===== RECORDS PROVIDED =====
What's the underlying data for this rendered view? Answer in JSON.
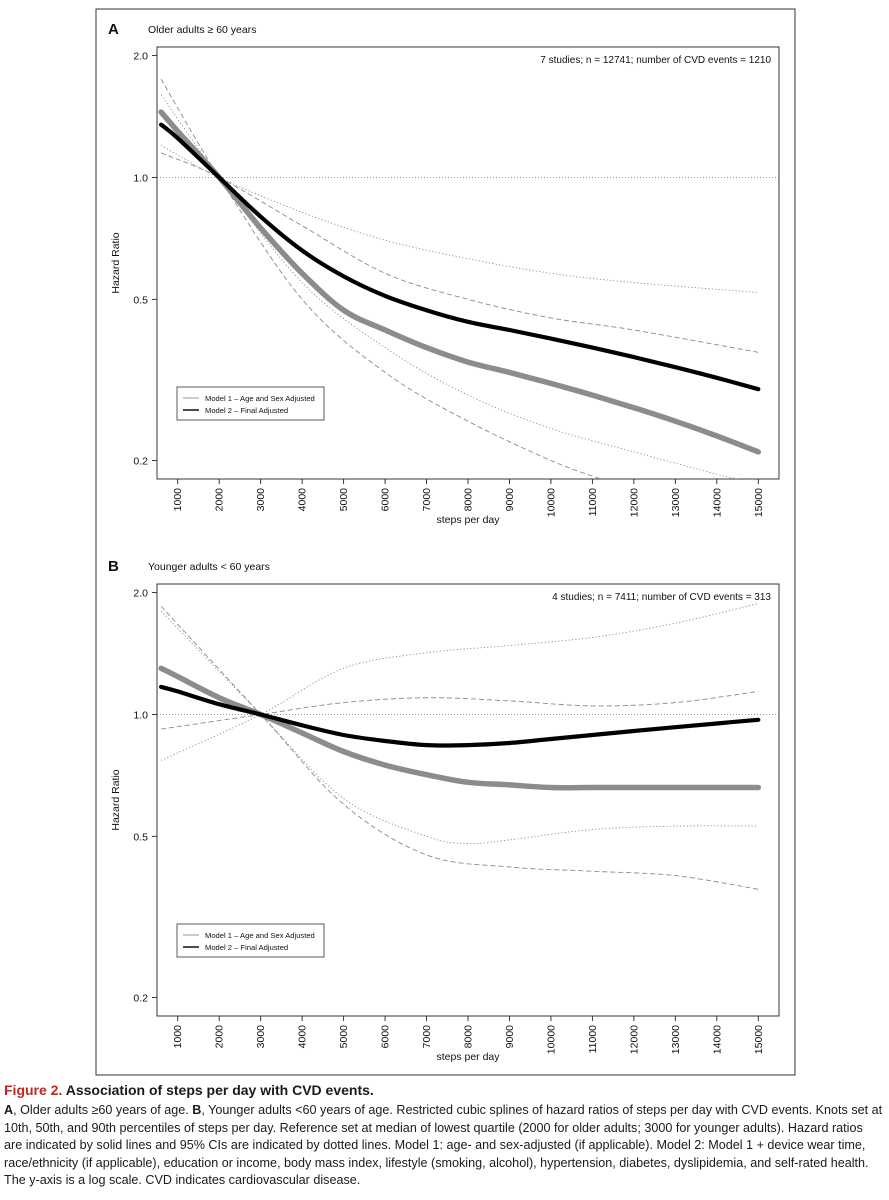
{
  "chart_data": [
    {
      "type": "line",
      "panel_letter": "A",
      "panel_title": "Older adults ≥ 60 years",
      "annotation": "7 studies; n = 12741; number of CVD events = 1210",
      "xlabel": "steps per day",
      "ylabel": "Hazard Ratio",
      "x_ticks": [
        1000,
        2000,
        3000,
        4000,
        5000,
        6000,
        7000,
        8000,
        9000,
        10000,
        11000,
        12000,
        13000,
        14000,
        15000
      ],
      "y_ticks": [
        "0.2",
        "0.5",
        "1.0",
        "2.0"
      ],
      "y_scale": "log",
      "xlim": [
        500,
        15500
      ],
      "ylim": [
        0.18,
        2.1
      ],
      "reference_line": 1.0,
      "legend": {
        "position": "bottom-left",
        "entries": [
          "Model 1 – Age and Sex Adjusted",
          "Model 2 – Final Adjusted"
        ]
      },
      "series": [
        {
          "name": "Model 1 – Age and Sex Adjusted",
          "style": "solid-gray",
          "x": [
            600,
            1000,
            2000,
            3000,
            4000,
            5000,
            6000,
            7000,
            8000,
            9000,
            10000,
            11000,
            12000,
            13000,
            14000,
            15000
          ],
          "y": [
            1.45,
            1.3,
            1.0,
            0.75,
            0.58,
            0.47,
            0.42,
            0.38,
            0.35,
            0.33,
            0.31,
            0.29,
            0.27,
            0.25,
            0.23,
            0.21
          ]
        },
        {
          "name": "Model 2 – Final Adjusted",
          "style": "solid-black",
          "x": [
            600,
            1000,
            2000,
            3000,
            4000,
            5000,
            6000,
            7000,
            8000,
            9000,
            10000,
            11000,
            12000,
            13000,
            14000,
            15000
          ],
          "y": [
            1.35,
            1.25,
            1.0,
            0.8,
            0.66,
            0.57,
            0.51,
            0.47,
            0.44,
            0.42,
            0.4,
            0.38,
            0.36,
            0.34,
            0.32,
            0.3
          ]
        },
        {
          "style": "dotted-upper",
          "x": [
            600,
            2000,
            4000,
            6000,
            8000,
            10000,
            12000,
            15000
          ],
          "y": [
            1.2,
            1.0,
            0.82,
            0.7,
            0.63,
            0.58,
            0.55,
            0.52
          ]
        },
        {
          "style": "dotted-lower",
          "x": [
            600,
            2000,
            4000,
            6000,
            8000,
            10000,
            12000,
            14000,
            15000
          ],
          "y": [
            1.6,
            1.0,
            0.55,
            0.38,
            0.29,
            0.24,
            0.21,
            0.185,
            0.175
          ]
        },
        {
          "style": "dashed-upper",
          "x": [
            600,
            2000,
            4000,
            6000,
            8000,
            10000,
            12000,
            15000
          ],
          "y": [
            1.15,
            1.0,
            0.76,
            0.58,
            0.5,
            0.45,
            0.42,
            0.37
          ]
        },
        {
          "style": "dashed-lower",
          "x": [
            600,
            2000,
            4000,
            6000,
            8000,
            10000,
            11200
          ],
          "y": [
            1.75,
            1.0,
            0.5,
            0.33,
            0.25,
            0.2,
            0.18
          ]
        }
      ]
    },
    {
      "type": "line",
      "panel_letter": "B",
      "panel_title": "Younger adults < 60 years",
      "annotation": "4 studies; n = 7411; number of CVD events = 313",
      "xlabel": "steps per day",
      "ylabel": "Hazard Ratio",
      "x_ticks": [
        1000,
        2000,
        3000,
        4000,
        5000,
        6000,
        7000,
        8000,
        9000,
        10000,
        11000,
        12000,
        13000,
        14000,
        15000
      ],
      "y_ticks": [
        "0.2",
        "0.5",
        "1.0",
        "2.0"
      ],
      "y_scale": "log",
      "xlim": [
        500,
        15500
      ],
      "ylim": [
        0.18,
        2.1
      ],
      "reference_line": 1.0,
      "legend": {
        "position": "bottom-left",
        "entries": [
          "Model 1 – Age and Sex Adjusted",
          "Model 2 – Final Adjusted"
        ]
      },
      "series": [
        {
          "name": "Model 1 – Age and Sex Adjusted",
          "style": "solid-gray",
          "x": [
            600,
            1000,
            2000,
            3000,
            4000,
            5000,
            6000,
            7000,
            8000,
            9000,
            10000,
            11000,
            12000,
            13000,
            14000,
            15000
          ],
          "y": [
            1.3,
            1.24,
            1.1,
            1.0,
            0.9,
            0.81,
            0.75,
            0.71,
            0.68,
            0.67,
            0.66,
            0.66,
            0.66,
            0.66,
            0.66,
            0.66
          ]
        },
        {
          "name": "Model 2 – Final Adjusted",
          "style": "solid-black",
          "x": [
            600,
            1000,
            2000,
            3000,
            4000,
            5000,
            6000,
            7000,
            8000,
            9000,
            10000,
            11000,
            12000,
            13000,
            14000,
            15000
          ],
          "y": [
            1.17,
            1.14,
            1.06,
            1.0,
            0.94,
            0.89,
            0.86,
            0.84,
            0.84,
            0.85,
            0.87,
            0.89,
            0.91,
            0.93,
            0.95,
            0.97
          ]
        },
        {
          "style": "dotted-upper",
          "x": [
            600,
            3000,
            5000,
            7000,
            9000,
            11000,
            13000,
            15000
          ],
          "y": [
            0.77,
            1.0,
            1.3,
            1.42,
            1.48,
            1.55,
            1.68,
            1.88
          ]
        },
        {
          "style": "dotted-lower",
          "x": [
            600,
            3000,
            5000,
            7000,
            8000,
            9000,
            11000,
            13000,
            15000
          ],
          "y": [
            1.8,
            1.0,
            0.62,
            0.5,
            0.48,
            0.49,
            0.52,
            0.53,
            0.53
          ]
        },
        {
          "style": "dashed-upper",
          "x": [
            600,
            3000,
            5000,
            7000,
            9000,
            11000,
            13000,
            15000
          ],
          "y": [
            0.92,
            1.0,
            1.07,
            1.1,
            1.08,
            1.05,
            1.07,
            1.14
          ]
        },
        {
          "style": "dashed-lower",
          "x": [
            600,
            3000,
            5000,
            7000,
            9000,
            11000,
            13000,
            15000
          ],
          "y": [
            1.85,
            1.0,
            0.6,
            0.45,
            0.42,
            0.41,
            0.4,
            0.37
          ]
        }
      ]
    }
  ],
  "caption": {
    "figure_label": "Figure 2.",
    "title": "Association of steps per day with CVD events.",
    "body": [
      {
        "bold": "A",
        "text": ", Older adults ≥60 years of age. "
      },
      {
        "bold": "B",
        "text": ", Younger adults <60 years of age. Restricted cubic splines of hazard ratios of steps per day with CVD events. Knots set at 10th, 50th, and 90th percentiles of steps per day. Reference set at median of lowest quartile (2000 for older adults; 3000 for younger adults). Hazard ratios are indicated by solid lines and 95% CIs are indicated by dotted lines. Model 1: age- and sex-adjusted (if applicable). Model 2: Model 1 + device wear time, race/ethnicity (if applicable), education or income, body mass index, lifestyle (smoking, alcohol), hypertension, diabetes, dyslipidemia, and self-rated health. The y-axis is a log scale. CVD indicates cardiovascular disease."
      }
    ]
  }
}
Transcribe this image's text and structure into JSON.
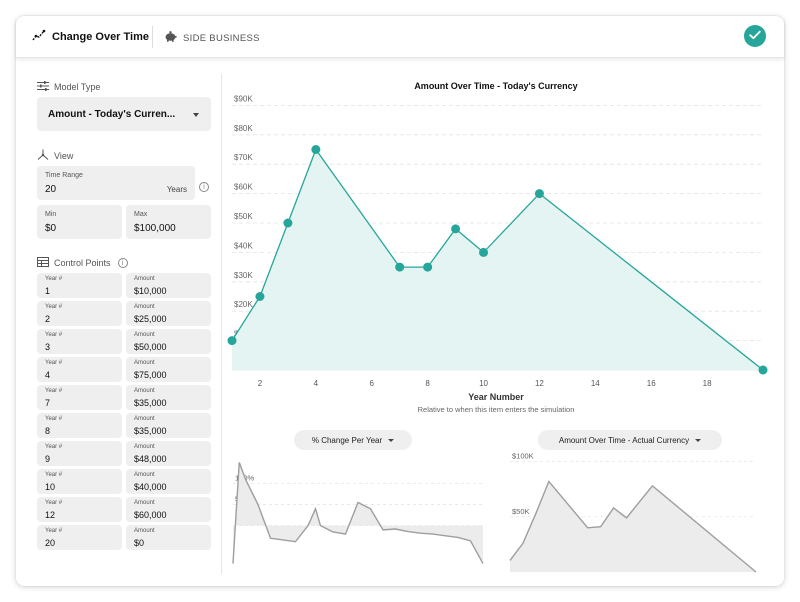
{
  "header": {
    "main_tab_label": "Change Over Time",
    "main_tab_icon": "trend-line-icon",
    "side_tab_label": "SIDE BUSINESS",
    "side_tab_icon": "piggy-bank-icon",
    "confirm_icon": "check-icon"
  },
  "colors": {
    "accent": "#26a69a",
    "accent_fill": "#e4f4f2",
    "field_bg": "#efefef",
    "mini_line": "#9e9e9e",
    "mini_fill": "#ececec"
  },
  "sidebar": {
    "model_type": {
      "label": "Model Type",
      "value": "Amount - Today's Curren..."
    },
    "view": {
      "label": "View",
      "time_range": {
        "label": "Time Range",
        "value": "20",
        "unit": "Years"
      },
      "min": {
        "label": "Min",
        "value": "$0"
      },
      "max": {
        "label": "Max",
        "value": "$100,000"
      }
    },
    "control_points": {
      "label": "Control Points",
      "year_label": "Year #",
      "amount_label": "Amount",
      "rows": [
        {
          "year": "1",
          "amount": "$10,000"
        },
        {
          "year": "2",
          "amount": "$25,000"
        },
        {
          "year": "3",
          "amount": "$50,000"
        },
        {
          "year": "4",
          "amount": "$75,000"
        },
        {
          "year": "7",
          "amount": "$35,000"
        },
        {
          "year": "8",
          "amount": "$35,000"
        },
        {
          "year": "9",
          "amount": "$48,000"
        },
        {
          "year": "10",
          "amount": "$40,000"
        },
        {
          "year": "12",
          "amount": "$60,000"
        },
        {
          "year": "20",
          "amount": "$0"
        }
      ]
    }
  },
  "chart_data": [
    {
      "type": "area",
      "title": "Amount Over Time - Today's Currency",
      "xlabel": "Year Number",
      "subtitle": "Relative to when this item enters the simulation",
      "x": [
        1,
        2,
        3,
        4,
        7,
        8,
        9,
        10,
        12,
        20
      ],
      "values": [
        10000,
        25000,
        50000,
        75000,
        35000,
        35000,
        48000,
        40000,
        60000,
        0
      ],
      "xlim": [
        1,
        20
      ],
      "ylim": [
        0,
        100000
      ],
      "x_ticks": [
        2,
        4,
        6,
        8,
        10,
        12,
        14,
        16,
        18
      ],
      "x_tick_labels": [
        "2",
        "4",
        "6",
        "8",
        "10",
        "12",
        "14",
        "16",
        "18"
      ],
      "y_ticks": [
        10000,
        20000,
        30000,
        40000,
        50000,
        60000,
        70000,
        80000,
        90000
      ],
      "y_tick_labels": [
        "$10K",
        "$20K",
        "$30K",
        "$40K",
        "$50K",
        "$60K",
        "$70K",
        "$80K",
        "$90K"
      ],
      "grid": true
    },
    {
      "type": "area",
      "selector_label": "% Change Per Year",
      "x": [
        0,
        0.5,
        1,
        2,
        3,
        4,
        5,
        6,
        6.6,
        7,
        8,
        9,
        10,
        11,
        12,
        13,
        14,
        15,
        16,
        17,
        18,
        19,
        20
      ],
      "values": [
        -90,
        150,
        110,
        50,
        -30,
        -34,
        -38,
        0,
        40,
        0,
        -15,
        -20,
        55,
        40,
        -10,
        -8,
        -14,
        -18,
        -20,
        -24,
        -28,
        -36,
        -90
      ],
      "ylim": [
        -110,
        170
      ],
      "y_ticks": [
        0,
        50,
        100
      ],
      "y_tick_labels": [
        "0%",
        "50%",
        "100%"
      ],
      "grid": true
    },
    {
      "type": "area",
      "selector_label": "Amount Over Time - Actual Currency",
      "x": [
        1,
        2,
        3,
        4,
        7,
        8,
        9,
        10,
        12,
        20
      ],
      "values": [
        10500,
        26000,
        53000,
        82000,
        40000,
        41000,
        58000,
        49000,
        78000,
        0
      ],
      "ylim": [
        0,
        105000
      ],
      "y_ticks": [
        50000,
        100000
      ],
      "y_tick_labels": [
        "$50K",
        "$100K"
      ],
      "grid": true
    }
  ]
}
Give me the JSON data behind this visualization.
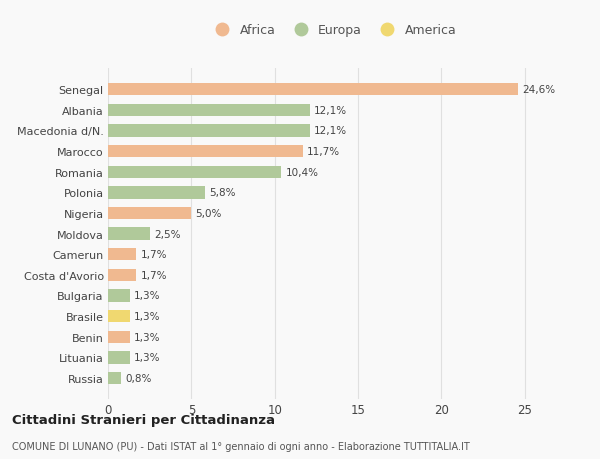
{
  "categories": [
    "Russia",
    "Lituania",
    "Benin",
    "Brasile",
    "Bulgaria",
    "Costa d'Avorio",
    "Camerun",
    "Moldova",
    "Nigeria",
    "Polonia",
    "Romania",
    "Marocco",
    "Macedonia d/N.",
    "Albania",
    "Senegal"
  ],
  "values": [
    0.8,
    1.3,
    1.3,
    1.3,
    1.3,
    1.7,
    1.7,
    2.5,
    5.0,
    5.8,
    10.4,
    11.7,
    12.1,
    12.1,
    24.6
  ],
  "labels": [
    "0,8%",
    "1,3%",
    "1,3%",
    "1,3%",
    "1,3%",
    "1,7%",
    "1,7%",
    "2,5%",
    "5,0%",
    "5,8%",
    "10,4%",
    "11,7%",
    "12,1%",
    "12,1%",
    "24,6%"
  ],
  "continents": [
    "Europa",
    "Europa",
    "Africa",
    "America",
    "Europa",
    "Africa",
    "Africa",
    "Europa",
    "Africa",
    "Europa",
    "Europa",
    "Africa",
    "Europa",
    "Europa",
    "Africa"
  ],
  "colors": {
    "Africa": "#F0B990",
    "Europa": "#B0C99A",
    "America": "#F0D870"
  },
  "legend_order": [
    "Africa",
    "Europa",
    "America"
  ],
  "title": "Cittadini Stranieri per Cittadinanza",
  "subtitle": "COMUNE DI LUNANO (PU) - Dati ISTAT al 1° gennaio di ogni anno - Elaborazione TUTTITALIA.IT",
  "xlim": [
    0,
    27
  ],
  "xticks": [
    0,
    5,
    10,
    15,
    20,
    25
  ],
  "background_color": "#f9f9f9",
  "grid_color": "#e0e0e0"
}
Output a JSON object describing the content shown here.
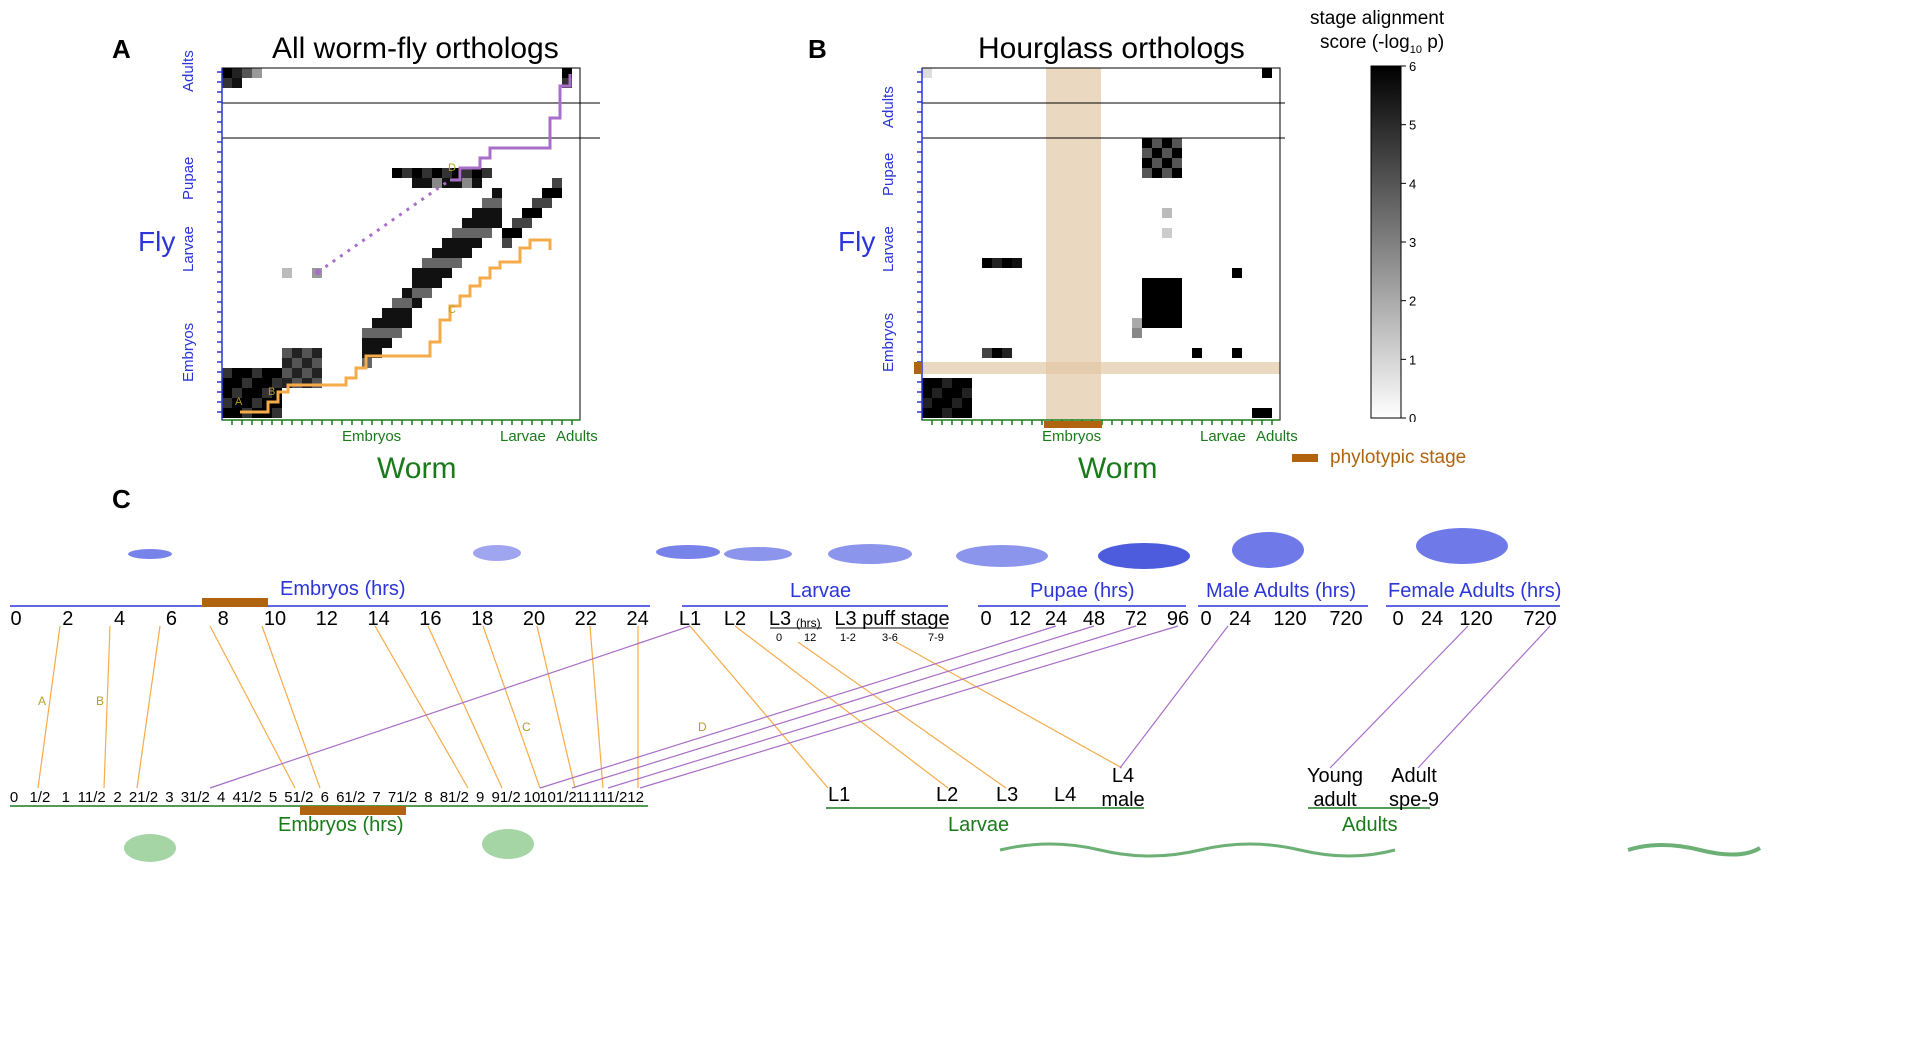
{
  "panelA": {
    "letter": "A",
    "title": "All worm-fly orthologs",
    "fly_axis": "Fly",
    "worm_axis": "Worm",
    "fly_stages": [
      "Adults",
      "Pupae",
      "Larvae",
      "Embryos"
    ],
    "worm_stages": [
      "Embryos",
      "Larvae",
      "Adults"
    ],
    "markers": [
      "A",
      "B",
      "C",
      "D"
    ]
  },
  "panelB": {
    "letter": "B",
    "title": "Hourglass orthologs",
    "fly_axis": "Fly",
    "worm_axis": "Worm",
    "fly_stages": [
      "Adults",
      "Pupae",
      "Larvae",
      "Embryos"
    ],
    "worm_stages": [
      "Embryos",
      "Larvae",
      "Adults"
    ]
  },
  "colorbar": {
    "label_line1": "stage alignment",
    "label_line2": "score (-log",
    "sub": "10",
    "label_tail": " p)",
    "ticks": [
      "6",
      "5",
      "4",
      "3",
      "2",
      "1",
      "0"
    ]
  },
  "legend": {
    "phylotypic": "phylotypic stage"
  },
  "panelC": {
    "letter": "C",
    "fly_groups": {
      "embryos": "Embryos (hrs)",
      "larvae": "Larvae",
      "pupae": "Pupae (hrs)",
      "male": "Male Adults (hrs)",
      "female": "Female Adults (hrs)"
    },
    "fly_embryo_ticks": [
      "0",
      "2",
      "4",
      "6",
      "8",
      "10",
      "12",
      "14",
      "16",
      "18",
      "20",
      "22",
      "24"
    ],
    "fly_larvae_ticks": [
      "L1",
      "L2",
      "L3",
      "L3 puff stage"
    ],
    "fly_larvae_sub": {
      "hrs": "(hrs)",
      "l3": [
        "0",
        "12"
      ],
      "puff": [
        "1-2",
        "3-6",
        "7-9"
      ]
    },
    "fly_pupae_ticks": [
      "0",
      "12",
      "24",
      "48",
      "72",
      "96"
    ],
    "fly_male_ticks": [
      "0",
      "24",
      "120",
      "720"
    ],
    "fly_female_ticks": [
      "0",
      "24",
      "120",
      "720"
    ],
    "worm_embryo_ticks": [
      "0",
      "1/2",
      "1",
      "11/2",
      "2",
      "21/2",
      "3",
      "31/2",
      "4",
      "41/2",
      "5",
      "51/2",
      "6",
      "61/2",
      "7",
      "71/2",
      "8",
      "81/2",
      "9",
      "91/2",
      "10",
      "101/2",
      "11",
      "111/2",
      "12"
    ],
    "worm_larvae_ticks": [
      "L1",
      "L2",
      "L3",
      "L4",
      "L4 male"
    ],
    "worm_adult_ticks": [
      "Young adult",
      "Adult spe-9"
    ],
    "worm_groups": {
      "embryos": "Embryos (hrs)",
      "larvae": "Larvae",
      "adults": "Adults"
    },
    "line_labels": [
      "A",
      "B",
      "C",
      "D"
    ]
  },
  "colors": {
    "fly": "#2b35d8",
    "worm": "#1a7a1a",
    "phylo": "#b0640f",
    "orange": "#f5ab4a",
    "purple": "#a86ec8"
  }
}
=====
### WHAT YOU HAVE TO DO:
Scan the data above and copy every line with "icon" in it.

### RESULT FOR THIS EXERCISE:
    "main_tab_icon": "trend-line-icon",
    "side_tab_icon": "piggy-bank-icon",
    "confirm_icon": "check-icon"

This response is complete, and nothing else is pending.